Objective ▸
Check each line below for the word "accueil" and give the number of lines that have it, nothing more.

Data rows ▸
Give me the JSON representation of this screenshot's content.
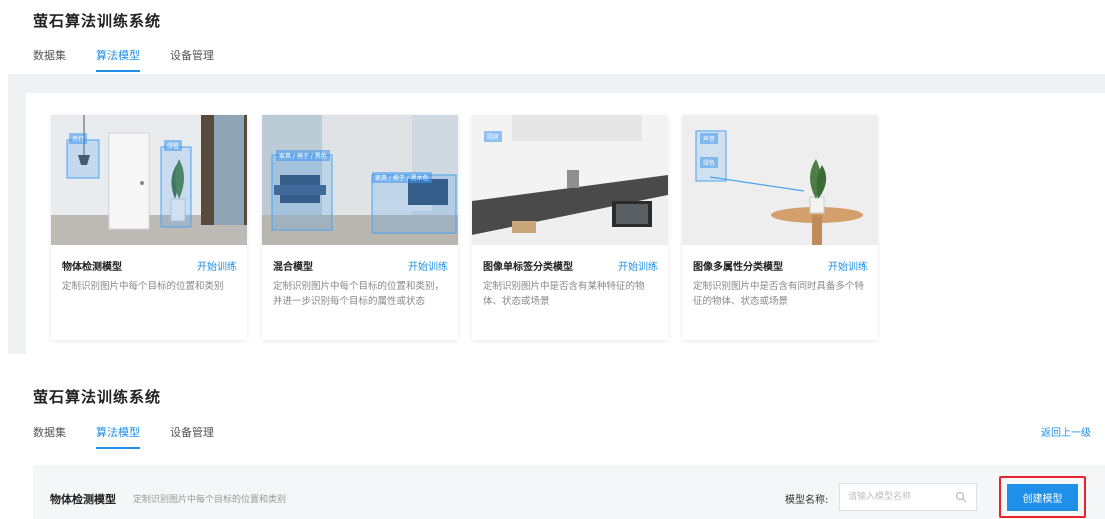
{
  "top": {
    "app_title": "萤石算法训练系统",
    "tabs": [
      {
        "label": "数据集",
        "active": false
      },
      {
        "label": "算法模型",
        "active": true
      },
      {
        "label": "设备管理",
        "active": false
      }
    ]
  },
  "cards": [
    {
      "name": "物体检测模型",
      "action": "开始训练",
      "desc": "定制识别图片中每个目标的位置和类别",
      "tags": [
        "吊灯",
        "绿植"
      ]
    },
    {
      "name": "混合模型",
      "action": "开始训练",
      "desc": "定制识别图片中每个目标的位置和类别，并进一步识别每个目标的属性或状态",
      "tags": [
        "家具 / 椅子 / 黑色",
        "家具 / 椅子 / 黑木色"
      ]
    },
    {
      "name": "图像单标签分类模型",
      "action": "开始训练",
      "desc": "定制识别图片中是否含有某种特征的物体、状态或场景",
      "tags": [
        "厨房"
      ]
    },
    {
      "name": "图像多属性分类模型",
      "action": "开始训练",
      "desc": "定制识别图片中是否含有同时具备多个特征的物体、状态或场景",
      "tags": [
        "声音",
        "绿色"
      ]
    }
  ],
  "bottom": {
    "app_title": "萤石算法训练系统",
    "tabs": [
      {
        "label": "数据集",
        "active": false
      },
      {
        "label": "算法模型",
        "active": true
      },
      {
        "label": "设备管理",
        "active": false
      }
    ],
    "back_link": "返回上一级",
    "model_title": "物体检测模型",
    "model_desc": "定制识别图片中每个目标的位置和类别",
    "search_label": "模型名称:",
    "search_placeholder": "请输入模型名称",
    "create_button": "创建模型"
  },
  "colors": {
    "accent": "#1f8fe8",
    "highlight": "#e8232b",
    "panel_bg": "#eff1f5"
  }
}
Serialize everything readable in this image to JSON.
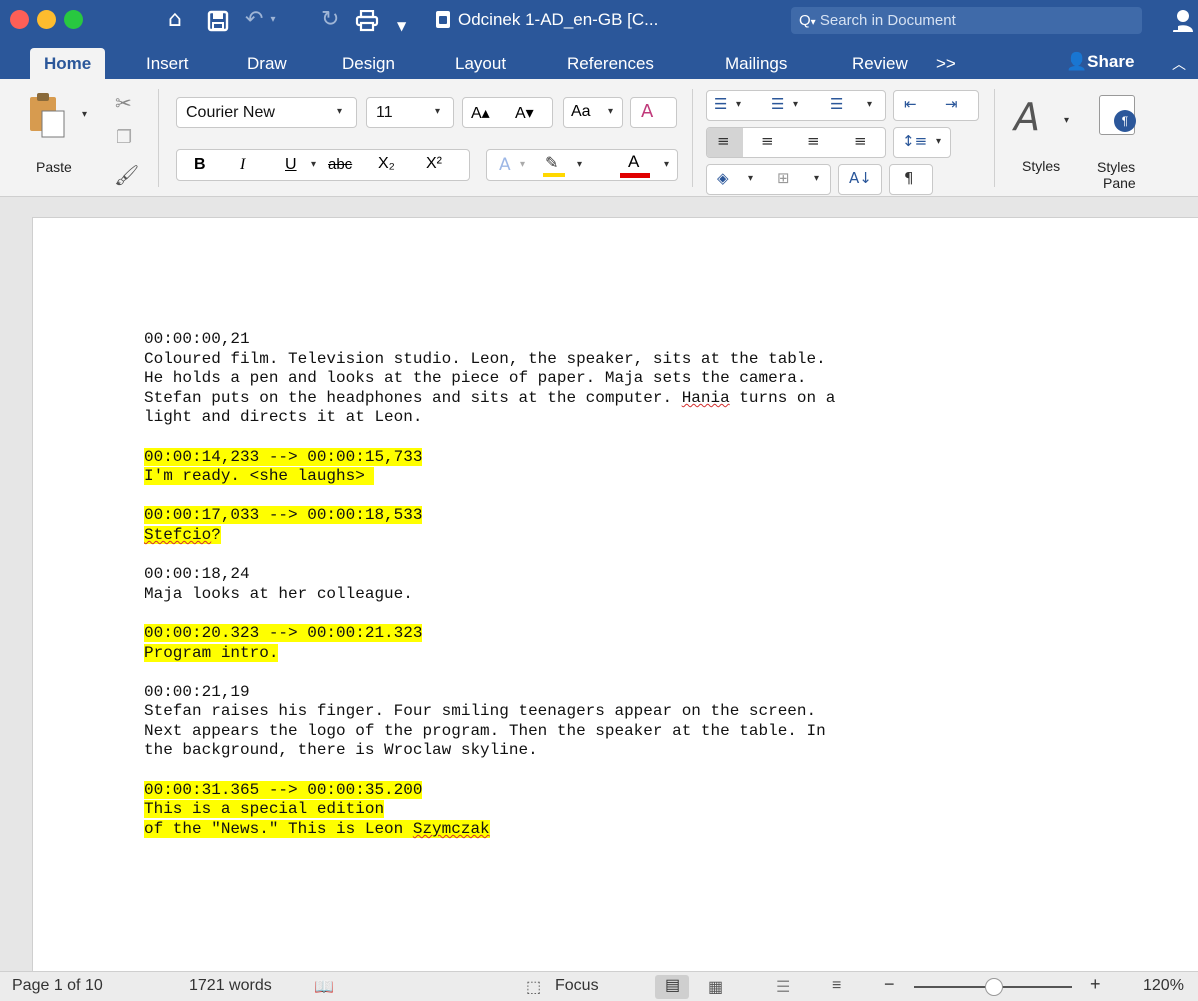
{
  "titlebar": {
    "doc_title": "Odcinek 1-AD_en-GB [C...",
    "search_placeholder": "Search in Document"
  },
  "tabs": {
    "items": [
      "Home",
      "Insert",
      "Draw",
      "Design",
      "Layout",
      "References",
      "Mailings",
      "Review"
    ],
    "more": ">>",
    "share": "Share"
  },
  "ribbon": {
    "paste_label": "Paste",
    "font_name": "Courier New",
    "font_size": "11",
    "bold": "B",
    "italic": "I",
    "underline": "U",
    "strike": "abc",
    "sub": "X₂",
    "sup": "X²",
    "grow": "A▴",
    "shrink": "A▾",
    "change_case": "Aa",
    "font_color_letter": "A",
    "styles_label": "Styles",
    "styles_pane_label_1": "Styles",
    "styles_pane_label_2": "Pane",
    "font_color": "#e00000",
    "highlight_color": "#ffd800"
  },
  "document": {
    "lines": [
      {
        "text": "00:00:00,21",
        "hl": false
      },
      {
        "text": "Coloured film. Television studio. Leon, the speaker, sits at the table.",
        "hl": false
      },
      {
        "text": "He holds a pen and looks at the piece of paper. Maja sets the camera.",
        "hl": false
      },
      {
        "text": "Stefan puts on the headphones and sits at the computer. Hania turns on a",
        "hl": false,
        "squiggle": "Hania"
      },
      {
        "text": "light and directs it at Leon.",
        "hl": false
      },
      {
        "text": "",
        "hl": false
      },
      {
        "text": "00:00:14,233 --> 00:00:15,733",
        "hl": true
      },
      {
        "text": "I'm ready. <she laughs> ",
        "hl": true
      },
      {
        "text": "",
        "hl": false
      },
      {
        "text": "00:00:17,033 --> 00:00:18,533",
        "hl": true
      },
      {
        "text": "Stefcio?",
        "hl": true,
        "squiggle": "Stefcio"
      },
      {
        "text": "",
        "hl": false
      },
      {
        "text": "00:00:18,24",
        "hl": false
      },
      {
        "text": "Maja looks at her colleague.",
        "hl": false
      },
      {
        "text": "",
        "hl": false
      },
      {
        "text": "00:00:20.323 --> 00:00:21.323",
        "hl": true
      },
      {
        "text": "Program intro.",
        "hl": true
      },
      {
        "text": "",
        "hl": false
      },
      {
        "text": "00:00:21,19",
        "hl": false
      },
      {
        "text": "Stefan raises his finger. Four smiling teenagers appear on the screen.",
        "hl": false
      },
      {
        "text": "Next appears the logo of the program. Then the speaker at the table. In",
        "hl": false
      },
      {
        "text": "the background, there is Wroclaw skyline.",
        "hl": false
      },
      {
        "text": "",
        "hl": false
      },
      {
        "text": "00:00:31.365 --> 00:00:35.200",
        "hl": true
      },
      {
        "text": "This is a special edition",
        "hl": true
      },
      {
        "text": "of the \"News.\" This is Leon Szymczak",
        "hl": true,
        "squiggle": "Szymczak"
      }
    ]
  },
  "statusbar": {
    "page": "Page 1 of 10",
    "words": "1721 words",
    "focus": "Focus",
    "zoom_minus": "−",
    "zoom_plus": "+",
    "zoom": "120%"
  }
}
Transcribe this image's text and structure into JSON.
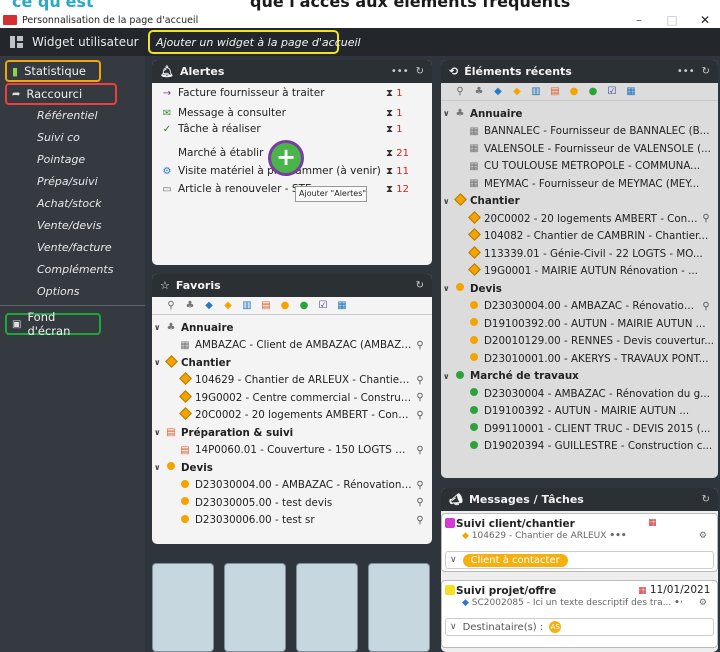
{
  "top_caption": {
    "left": "ce qu'est",
    "right": "que l'accès aux éléments fréquents"
  },
  "window": {
    "title": "Personnalisation de la page d'accueil",
    "minimize": "–",
    "maximize": "□",
    "close": "✕"
  },
  "header": {
    "widget_label": "Widget utilisateur",
    "add_widget_label": "Ajouter un widget à la page d'accueil"
  },
  "sidebar": {
    "statistique": "Statistique",
    "raccourci": "Raccourci",
    "subitems": [
      "Référentiel",
      "Suivi co",
      "Pointage",
      "Prépa/suivi",
      "Achat/stock",
      "Vente/devis",
      "Vente/facture",
      "Compléments",
      "Options"
    ],
    "fond": "Fond d'écran"
  },
  "alertes": {
    "title": "Alertes",
    "rows": [
      {
        "text": "Facture fournisseur à traiter",
        "count": "1"
      },
      {
        "text": "Message à consulter",
        "count": "1"
      },
      {
        "text": "Tâche à réaliser",
        "count": "1"
      },
      {
        "text": "Marché à établir",
        "count": "21"
      },
      {
        "text": "Visite matériel à programmer (à venir)",
        "count": "11"
      },
      {
        "text": "Article à renouveler - STE",
        "count": "12"
      }
    ],
    "fab": "+",
    "tooltip": "Ajouter \"Alertes\""
  },
  "recents": {
    "title": "Éléments récents",
    "groups": [
      {
        "label": "Annuaire",
        "items": [
          "BANNALEC - Fournisseur de BANNALEC (B...",
          "VALENSOLE - Fournisseur de VALENSOLE (...",
          "CU TOULOUSE MÉTROPOLE - COMMUNA...",
          "MEYMAC - Fournisseur de MEYMAC (MEY..."
        ]
      },
      {
        "label": "Chantier",
        "items": [
          "20C0002 - 20 logements AMBERT - Constr...",
          "104082 - Chantier de CAMBRIN - Chantier...",
          "113339.01 - Génie-Civil - 22 LOGTS - MO...",
          "19G0001 - MAIRIE AUTUN Rénovation - ..."
        ]
      },
      {
        "label": "Devis",
        "items": [
          "D23030004.00 - AMBAZAC - Rénovation d...",
          "D19100392.00 - AUTUN - MAIRIE AUTUN ...",
          "D20010129.00 - RENNES - Devis couvertur...",
          "D23010001.00 - AKERYS - TRAVAUX PONT..."
        ]
      },
      {
        "label": "Marché de travaux",
        "items": [
          "D23030004 - AMBAZAC - Rénovation du g...",
          "D19100392 - AUTUN - MAIRIE AUTUN ...",
          "D99110001 - CLIENT TRUC - DEVIS 2015 (...",
          "D19020394 - GUILLESTRE - Construction c..."
        ]
      }
    ]
  },
  "favoris": {
    "title": "Favoris",
    "groups": [
      {
        "label": "Annuaire",
        "items": [
          "AMBAZAC - Client de AMBAZAC (AMBAZA..."
        ]
      },
      {
        "label": "Chantier",
        "items": [
          "104629 - Chantier de ARLEUX - Chantier d...",
          "19G0002 - Centre commercial - Constructi...",
          "20C0002 - 20 logements AMBERT - Constr..."
        ]
      },
      {
        "label": "Préparation & suivi",
        "items": [
          "14P0060.01 - Couverture - 150 LOGTS MA..."
        ]
      },
      {
        "label": "Devis",
        "items": [
          "D23030004.00 - AMBAZAC - Rénovation d...",
          "D23030005.00 - test devis",
          "D23030006.00 - test sr"
        ]
      }
    ]
  },
  "messages": {
    "title": "Messages / Tâches",
    "cards": [
      {
        "title": "Suivi client/chantier",
        "sub": "104629 - Chantier de ARLEUX",
        "footer": "Client à contacter",
        "date": ""
      },
      {
        "title": "Suivi projet/offre",
        "sub": "SC2002085 - Ici un texte descriptif des tra...",
        "footer": "Destinataire(s) :",
        "date": "11/01/2021",
        "avatar": "AS"
      }
    ]
  },
  "colors": {
    "accent_yellow": "#f0e323",
    "orange_border": "#f3a60a",
    "red_border": "#ec4040",
    "green_border": "#1fa63a",
    "fab_green": "#48b44a",
    "fab_ring": "#7c3aa3",
    "pill": "#f5b010"
  }
}
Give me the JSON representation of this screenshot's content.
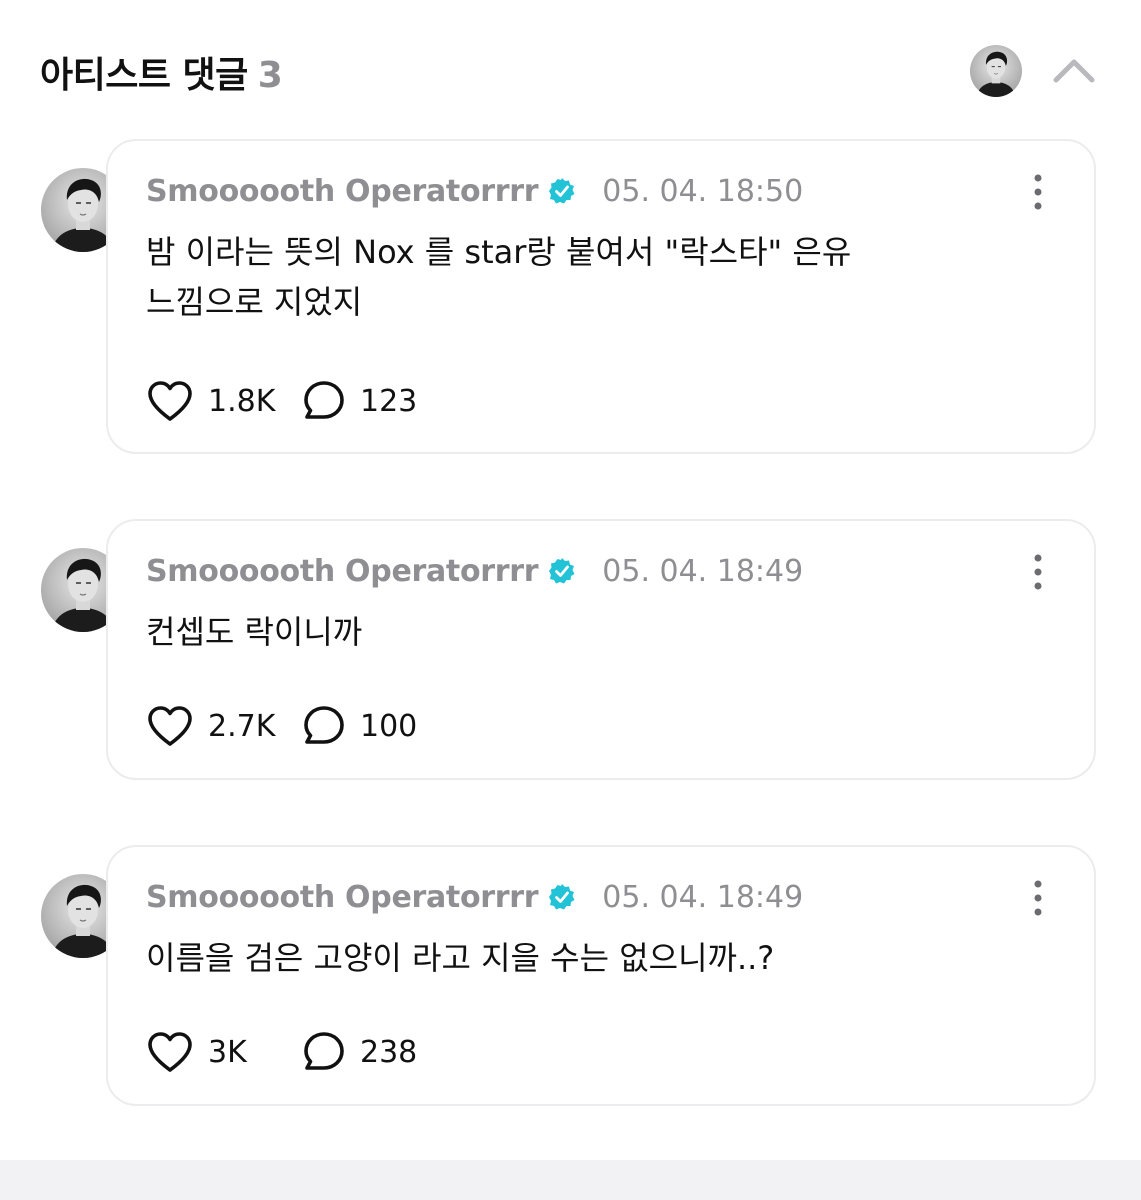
{
  "header": {
    "title": "아티스트 댓글",
    "count": "3"
  },
  "colors": {
    "verified_badge": "#22c3d6",
    "muted_text": "#8e8e93",
    "card_border": "#ececef"
  },
  "icons": {
    "collapse": "chevron-up-icon",
    "like": "heart-outline-icon",
    "reply": "speech-bubble-icon",
    "more": "vertical-dots-icon",
    "verified": "verified-badge-icon"
  },
  "comments": [
    {
      "author": "Smoooooth Operatorrrr",
      "timestamp": "05. 04. 18:50",
      "text_lines": [
        "밤 이라는 뜻의 Nox 를 star랑 붙여서 \"락스타\" 은유",
        "느낌으로 지었지"
      ],
      "likes": "1.8K",
      "replies": "123"
    },
    {
      "author": "Smoooooth Operatorrrr",
      "timestamp": "05. 04. 18:49",
      "text_lines": [
        "컨셉도 락이니까"
      ],
      "likes": "2.7K",
      "replies": "100"
    },
    {
      "author": "Smoooooth Operatorrrr",
      "timestamp": "05. 04. 18:49",
      "text_lines": [
        "이름을 검은 고양이 라고 지을 수는 없으니까..?"
      ],
      "likes": "3K",
      "replies": "238"
    }
  ]
}
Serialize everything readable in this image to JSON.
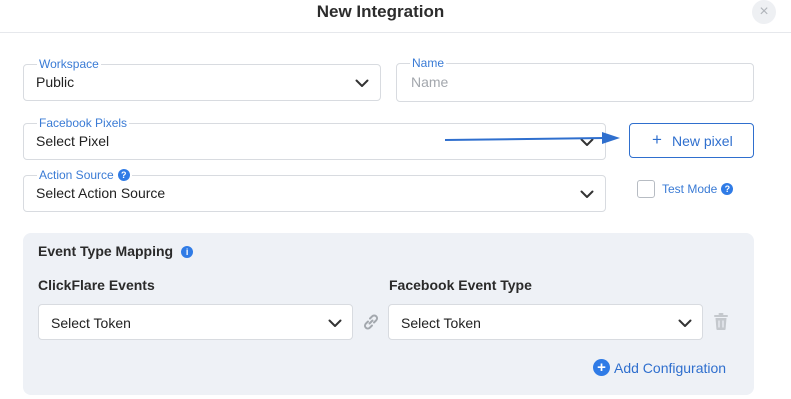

Written reply ▸
2